*The problem*: Pick out the lines below that include the string "Andere".

## Begin Available data

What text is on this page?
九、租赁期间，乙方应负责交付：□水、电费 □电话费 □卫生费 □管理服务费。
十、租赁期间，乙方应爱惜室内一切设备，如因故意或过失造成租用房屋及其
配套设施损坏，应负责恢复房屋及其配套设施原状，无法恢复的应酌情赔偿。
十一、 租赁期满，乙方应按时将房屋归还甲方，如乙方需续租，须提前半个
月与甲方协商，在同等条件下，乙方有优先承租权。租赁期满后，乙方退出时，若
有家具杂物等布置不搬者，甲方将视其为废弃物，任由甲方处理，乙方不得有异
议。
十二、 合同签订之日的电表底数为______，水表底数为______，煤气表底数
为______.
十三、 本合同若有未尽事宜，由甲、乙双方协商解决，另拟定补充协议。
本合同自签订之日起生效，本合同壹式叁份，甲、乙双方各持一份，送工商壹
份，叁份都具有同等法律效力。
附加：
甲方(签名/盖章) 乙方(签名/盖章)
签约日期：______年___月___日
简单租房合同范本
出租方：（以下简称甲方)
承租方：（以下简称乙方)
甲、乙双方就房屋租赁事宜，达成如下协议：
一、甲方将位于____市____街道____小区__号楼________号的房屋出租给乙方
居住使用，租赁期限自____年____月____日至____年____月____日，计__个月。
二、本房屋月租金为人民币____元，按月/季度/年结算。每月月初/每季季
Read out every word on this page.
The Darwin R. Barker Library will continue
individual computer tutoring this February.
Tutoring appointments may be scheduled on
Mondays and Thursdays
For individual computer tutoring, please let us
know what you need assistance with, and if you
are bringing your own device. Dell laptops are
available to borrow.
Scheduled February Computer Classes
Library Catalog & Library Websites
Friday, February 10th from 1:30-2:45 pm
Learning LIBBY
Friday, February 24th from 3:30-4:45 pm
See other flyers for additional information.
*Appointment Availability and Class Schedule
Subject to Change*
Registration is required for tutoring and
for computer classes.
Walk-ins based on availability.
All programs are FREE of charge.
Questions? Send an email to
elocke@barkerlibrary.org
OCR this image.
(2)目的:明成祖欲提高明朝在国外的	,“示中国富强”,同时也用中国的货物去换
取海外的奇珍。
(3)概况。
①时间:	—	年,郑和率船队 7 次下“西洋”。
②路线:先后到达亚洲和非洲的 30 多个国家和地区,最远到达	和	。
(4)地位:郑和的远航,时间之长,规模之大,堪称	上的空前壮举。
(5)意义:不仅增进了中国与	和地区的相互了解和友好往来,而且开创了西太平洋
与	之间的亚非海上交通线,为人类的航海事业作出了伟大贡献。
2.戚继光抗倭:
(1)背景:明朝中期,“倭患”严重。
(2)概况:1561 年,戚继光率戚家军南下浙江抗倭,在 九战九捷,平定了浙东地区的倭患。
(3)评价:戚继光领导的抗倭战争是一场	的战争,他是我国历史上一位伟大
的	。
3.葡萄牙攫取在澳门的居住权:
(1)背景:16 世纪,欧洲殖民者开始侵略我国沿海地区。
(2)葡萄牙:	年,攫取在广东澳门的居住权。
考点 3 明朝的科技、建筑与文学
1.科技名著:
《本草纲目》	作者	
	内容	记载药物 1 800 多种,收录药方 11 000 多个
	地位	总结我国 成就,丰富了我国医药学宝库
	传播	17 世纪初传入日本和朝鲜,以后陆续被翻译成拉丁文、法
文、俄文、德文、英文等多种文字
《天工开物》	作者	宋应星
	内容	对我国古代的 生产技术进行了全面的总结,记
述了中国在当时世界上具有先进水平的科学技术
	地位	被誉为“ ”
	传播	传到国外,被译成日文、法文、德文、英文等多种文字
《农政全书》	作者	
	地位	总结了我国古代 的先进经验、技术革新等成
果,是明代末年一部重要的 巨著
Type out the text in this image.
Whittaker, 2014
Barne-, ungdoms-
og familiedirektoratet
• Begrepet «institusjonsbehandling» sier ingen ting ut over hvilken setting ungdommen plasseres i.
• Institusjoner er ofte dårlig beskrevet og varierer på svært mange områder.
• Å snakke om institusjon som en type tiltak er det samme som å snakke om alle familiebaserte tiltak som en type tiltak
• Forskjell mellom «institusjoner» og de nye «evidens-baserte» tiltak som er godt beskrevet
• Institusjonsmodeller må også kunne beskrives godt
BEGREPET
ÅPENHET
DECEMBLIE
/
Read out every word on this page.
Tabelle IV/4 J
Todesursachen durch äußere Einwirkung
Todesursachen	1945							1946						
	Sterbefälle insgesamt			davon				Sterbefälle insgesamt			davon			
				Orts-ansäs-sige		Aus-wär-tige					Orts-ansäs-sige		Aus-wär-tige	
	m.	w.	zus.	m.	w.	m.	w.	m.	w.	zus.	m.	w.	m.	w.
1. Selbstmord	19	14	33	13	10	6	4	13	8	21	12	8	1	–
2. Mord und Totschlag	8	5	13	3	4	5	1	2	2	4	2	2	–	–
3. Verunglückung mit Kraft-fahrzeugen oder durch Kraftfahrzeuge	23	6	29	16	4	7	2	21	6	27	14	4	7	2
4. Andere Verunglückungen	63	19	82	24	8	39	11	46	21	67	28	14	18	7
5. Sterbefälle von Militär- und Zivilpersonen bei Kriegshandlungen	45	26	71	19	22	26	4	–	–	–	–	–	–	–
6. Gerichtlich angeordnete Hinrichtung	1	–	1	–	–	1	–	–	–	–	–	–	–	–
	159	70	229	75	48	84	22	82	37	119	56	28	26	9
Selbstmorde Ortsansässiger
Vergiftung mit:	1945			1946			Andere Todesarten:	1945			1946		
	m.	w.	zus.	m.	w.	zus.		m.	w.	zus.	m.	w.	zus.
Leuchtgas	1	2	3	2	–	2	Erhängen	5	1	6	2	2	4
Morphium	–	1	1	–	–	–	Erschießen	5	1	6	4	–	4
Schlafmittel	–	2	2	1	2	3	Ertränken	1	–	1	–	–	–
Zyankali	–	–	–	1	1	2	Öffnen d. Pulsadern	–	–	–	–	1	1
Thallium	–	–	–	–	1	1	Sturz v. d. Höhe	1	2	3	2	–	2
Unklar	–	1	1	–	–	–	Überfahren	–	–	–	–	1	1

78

## End Available data

*Response to this exercise*:
4. Andere Verunglückungen	63	19	82	24	8	39	11	46	21	67	28	14	18	7
Vergiftung mit:	1945			1946			Andere Todesarten:	1945			1946		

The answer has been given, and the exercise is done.